Given request » Give all the lines below again, exactly, with no pictures.

Records provided »

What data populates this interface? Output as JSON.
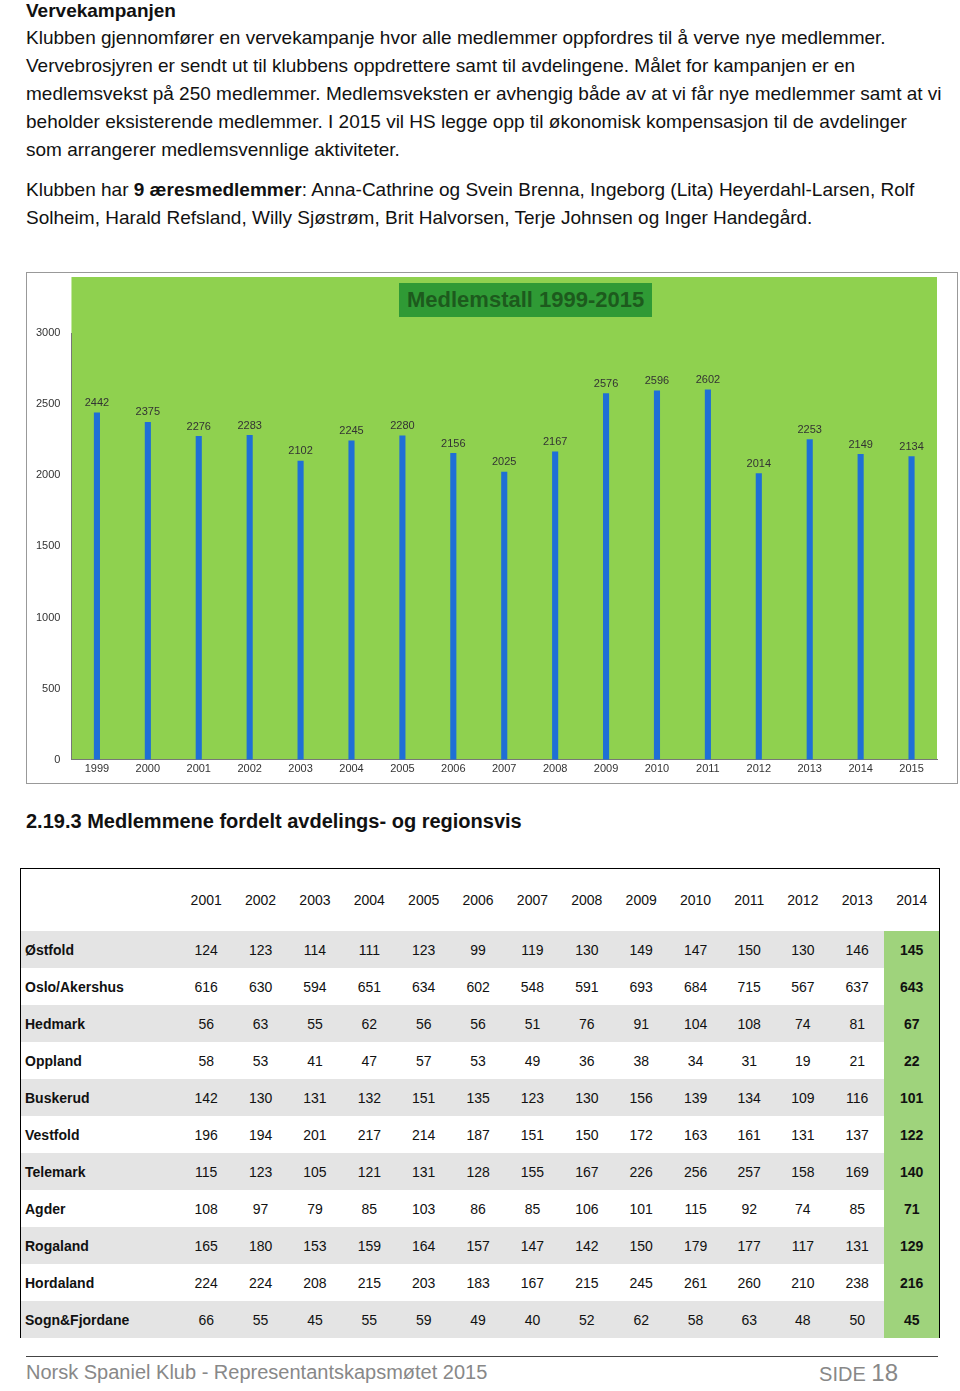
{
  "heading": "Vervekampanjen",
  "paragraph1": "Klubben gjennomfører en vervekampanje hvor alle medlemmer oppfordres til å verve nye medlemmer. Vervebrosjyren er sendt ut til klubbens oppdrettere samt til avdelingene. Målet for kampanjen er en medlemsvekst på 250 medlemmer. Medlemsveksten er avhengig både av at vi får nye medlemmer samt at vi beholder eksisterende medlemmer. I 2015 vil HS legge opp til økonomisk kompensasjon til de avdelinger som arrangerer medlemsvennlige aktiviteter.",
  "paragraph2": {
    "before": "Klubben har ",
    "bold": "9 æresmedlemmer",
    "after": ": Anna-Cathrine og Svein Brenna, Ingeborg (Lita) Heyerdahl-Larsen, Rolf Solheim, Harald Refsland, Willy Sjøstrøm, Brit Halvorsen, Terje Johnsen og Inger Handegård."
  },
  "chart_data": {
    "type": "bar",
    "title": "Medlemstall 1999-2015",
    "categories": [
      "1999",
      "2000",
      "2001",
      "2002",
      "2003",
      "2004",
      "2005",
      "2006",
      "2007",
      "2008",
      "2009",
      "2010",
      "2011",
      "2012",
      "2013",
      "2014",
      "2015"
    ],
    "values": [
      2442,
      2375,
      2276,
      2283,
      2102,
      2245,
      2280,
      2156,
      2025,
      2167,
      2576,
      2596,
      2602,
      2014,
      2253,
      2149,
      2134
    ],
    "color": "#1f6fd6",
    "ylim": [
      0,
      3000
    ],
    "yticks": [
      0,
      500,
      1000,
      1500,
      2000,
      2500,
      3000
    ],
    "grid": false,
    "data_labels": true
  },
  "section": "2.19.3 Medlemmene fordelt avdelings- og regionsvis",
  "table": {
    "header": [
      2001,
      2002,
      2003,
      2004,
      2005,
      2006,
      2007,
      2008,
      2009,
      2010,
      2011,
      2012,
      2013,
      2014
    ],
    "rows": [
      [
        "Østfold",
        124,
        123,
        114,
        111,
        123,
        99,
        119,
        130,
        149,
        147,
        150,
        130,
        146,
        145
      ],
      [
        "Oslo/Akershus",
        616,
        630,
        594,
        651,
        634,
        602,
        548,
        591,
        693,
        684,
        715,
        567,
        637,
        643
      ],
      [
        "Hedmark",
        56,
        63,
        55,
        62,
        56,
        56,
        51,
        76,
        91,
        104,
        108,
        74,
        81,
        67
      ],
      [
        "Oppland",
        58,
        53,
        41,
        47,
        57,
        53,
        49,
        36,
        38,
        34,
        31,
        19,
        21,
        22
      ],
      [
        "Buskerud",
        142,
        130,
        131,
        132,
        151,
        135,
        123,
        130,
        156,
        139,
        134,
        109,
        116,
        101
      ],
      [
        "Vestfold",
        196,
        194,
        201,
        217,
        214,
        187,
        151,
        150,
        172,
        163,
        161,
        131,
        137,
        122
      ],
      [
        "Telemark",
        115,
        123,
        105,
        121,
        131,
        128,
        155,
        167,
        226,
        256,
        257,
        158,
        169,
        140
      ],
      [
        "Agder",
        108,
        97,
        79,
        85,
        103,
        86,
        85,
        106,
        101,
        115,
        92,
        74,
        85,
        71
      ],
      [
        "Rogaland",
        165,
        180,
        153,
        159,
        164,
        157,
        147,
        142,
        150,
        179,
        177,
        117,
        131,
        129
      ],
      [
        "Hordaland",
        224,
        224,
        208,
        215,
        203,
        183,
        167,
        215,
        245,
        261,
        260,
        210,
        238,
        216
      ],
      [
        "Sogn&Fjordane",
        66,
        55,
        45,
        55,
        59,
        49,
        40,
        52,
        62,
        58,
        63,
        48,
        50,
        45
      ]
    ]
  },
  "footer": {
    "text": "Norsk Spaniel Klub - Representantskapsmøtet 2015",
    "page_label": "SIDE",
    "page_number": 18
  }
}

Written response »
What data populates this interface? Output as JSON.
{
  "heading": "Vervekampanjen",
  "paragraph1": "Klubben gjennomfører en vervekampanje hvor alle medlemmer oppfordres til å verve nye medlemmer. Vervebrosjyren er sendt ut til klubbens oppdrettere samt til avdelingene. Målet for kampanjen er en medlemsvekst på 250 medlemmer. Medlemsveksten er avhengig både av at vi får nye medlemmer samt at vi beholder eksisterende medlemmer. I 2015 vil HS legge opp til økonomisk kompensasjon til de avdelinger som arrangerer medlemsvennlige aktiviteter.",
  "paragraph2": {
    "before": "Klubben har ",
    "bold": "9 æresmedlemmer",
    "after": ": Anna-Cathrine og Svein Brenna, Ingeborg (Lita) Heyerdahl-Larsen, Rolf Solheim, Harald Refsland, Willy Sjøstrøm, Brit Halvorsen, Terje Johnsen og Inger Handegård."
  },
  "chart_data": {
    "type": "bar",
    "title": "Medlemstall 1999-2015",
    "categories": [
      "1999",
      "2000",
      "2001",
      "2002",
      "2003",
      "2004",
      "2005",
      "2006",
      "2007",
      "2008",
      "2009",
      "2010",
      "2011",
      "2012",
      "2013",
      "2014",
      "2015"
    ],
    "values": [
      2442,
      2375,
      2276,
      2283,
      2102,
      2245,
      2280,
      2156,
      2025,
      2167,
      2576,
      2596,
      2602,
      2014,
      2253,
      2149,
      2134
    ],
    "color": "#1f6fd6",
    "ylim": [
      0,
      3000
    ],
    "yticks": [
      0,
      500,
      1000,
      1500,
      2000,
      2500,
      3000
    ],
    "grid": false,
    "data_labels": true
  },
  "section": "2.19.3 Medlemmene fordelt avdelings- og regionsvis",
  "table": {
    "header": [
      2001,
      2002,
      2003,
      2004,
      2005,
      2006,
      2007,
      2008,
      2009,
      2010,
      2011,
      2012,
      2013,
      2014
    ],
    "rows": [
      [
        "Østfold",
        124,
        123,
        114,
        111,
        123,
        99,
        119,
        130,
        149,
        147,
        150,
        130,
        146,
        145
      ],
      [
        "Oslo/Akershus",
        616,
        630,
        594,
        651,
        634,
        602,
        548,
        591,
        693,
        684,
        715,
        567,
        637,
        643
      ],
      [
        "Hedmark",
        56,
        63,
        55,
        62,
        56,
        56,
        51,
        76,
        91,
        104,
        108,
        74,
        81,
        67
      ],
      [
        "Oppland",
        58,
        53,
        41,
        47,
        57,
        53,
        49,
        36,
        38,
        34,
        31,
        19,
        21,
        22
      ],
      [
        "Buskerud",
        142,
        130,
        131,
        132,
        151,
        135,
        123,
        130,
        156,
        139,
        134,
        109,
        116,
        101
      ],
      [
        "Vestfold",
        196,
        194,
        201,
        217,
        214,
        187,
        151,
        150,
        172,
        163,
        161,
        131,
        137,
        122
      ],
      [
        "Telemark",
        115,
        123,
        105,
        121,
        131,
        128,
        155,
        167,
        226,
        256,
        257,
        158,
        169,
        140
      ],
      [
        "Agder",
        108,
        97,
        79,
        85,
        103,
        86,
        85,
        106,
        101,
        115,
        92,
        74,
        85,
        71
      ],
      [
        "Rogaland",
        165,
        180,
        153,
        159,
        164,
        157,
        147,
        142,
        150,
        179,
        177,
        117,
        131,
        129
      ],
      [
        "Hordaland",
        224,
        224,
        208,
        215,
        203,
        183,
        167,
        215,
        245,
        261,
        260,
        210,
        238,
        216
      ],
      [
        "Sogn&Fjordane",
        66,
        55,
        45,
        55,
        59,
        49,
        40,
        52,
        62,
        58,
        63,
        48,
        50,
        45
      ]
    ]
  },
  "footer": {
    "text": "Norsk Spaniel Klub - Representantskapsmøtet 2015",
    "page_label": "SIDE",
    "page_number": 18
  }
}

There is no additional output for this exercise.